Input material:
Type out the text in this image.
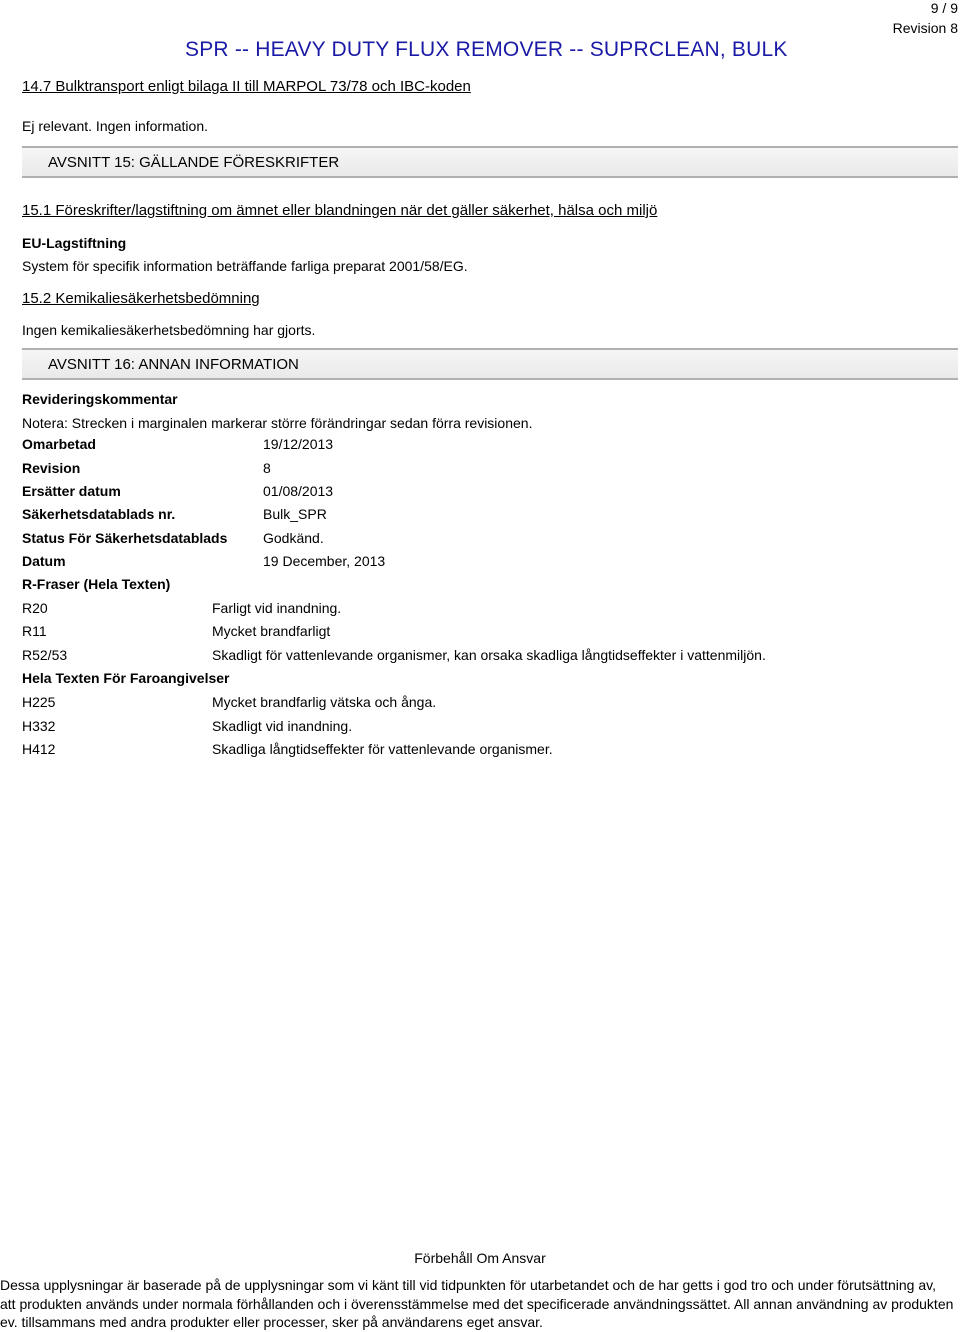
9 / 9
Revision 8
SPR -- HEAVY DUTY FLUX REMOVER -- SUPRCLEAN, BULK
14.7 Bulktransport enligt bilaga II till MARPOL 73/78 och IBC-koden
Ej relevant. Ingen information.
AVSNITT 15: GÄLLANDE FÖRESKRIFTER
15.1 Föreskrifter/lagstiftning om ämnet eller blandningen när det gäller säkerhet, hälsa och miljö
EU-Lagstiftning
System för specifik information beträffande farliga preparat 2001/58/EG.
15.2 Kemikaliesäkerhetsbedömning
Ingen kemikaliesäkerhetsbedömning har gjorts.
AVSNITT 16: ANNAN INFORMATION
Revideringskommentar
Notera: Strecken i marginalen markerar större förändringar sedan förra revisionen.
Omarbetad	19/12/2013
Revision	8
Ersätter datum	01/08/2013
Säkerhetsdatablads nr.	Bulk_SPR
Status För Säkerhetsdatablads	Godkänd.
Datum	19 December, 2013
R-Fraser (Hela Texten)
R20	Farligt vid inandning.
R11	Mycket brandfarligt
R52/53	Skadligt för vattenlevande organismer, kan orsaka skadliga långtidseffekter i vattenmiljön.
Hela Texten För Faroangivelser
H225	Mycket brandfarlig vätska och ånga.
H332	Skadligt vid inandning.
H412	Skadliga långtidseffekter för vattenlevande organismer.
Förbehåll Om Ansvar
Dessa upplysningar är baserade på de upplysningar som vi känt till vid tidpunkten för utarbetandet och de har getts i god tro och under förutsättning av,
att produkten används under normala förhållanden och i överensstämmelse med det specificerade användningssättet. All annan användning av produkten
ev. tillsammans med andra produkter eller processer, sker på användarens eget ansvar.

What you need to do:
With the pictures omitted, reproduce the records in full and exactly.

Written response:
Type out the text in this image.
9 / 9
Revision 8
SPR -- HEAVY DUTY FLUX REMOVER -- SUPRCLEAN, BULK
14.7 Bulktransport enligt bilaga II till MARPOL 73/78 och IBC-koden
Ej relevant. Ingen information.
AVSNITT 15: GÄLLANDE FÖRESKRIFTER
15.1 Föreskrifter/lagstiftning om ämnet eller blandningen när det gäller säkerhet, hälsa och miljö
EU-Lagstiftning
System för specifik information beträffande farliga preparat 2001/58/EG.
15.2 Kemikaliesäkerhetsbedömning
Ingen kemikaliesäkerhetsbedömning har gjorts.
AVSNITT 16: ANNAN INFORMATION
Revideringskommentar
Notera: Strecken i marginalen markerar större förändringar sedan förra revisionen.
Omarbetad	19/12/2013
Revision	8
Ersätter datum	01/08/2013
Säkerhetsdatablads nr.	Bulk_SPR
Status För Säkerhetsdatablads	Godkänd.
Datum	19 December, 2013
R-Fraser (Hela Texten)
R20	Farligt vid inandning.
R11	Mycket brandfarligt
R52/53	Skadligt för vattenlevande organismer, kan orsaka skadliga långtidseffekter i vattenmiljön.
Hela Texten För Faroangivelser
H225	Mycket brandfarlig vätska och ånga.
H332	Skadligt vid inandning.
H412	Skadliga långtidseffekter för vattenlevande organismer.
Förbehåll Om Ansvar
Dessa upplysningar är baserade på de upplysningar som vi känt till vid tidpunkten för utarbetandet och de har getts i god tro och under förutsättning av,
att produkten används under normala förhållanden och i överensstämmelse med det specificerade användningssättet. All annan användning av produkten
ev. tillsammans med andra produkter eller processer, sker på användarens eget ansvar.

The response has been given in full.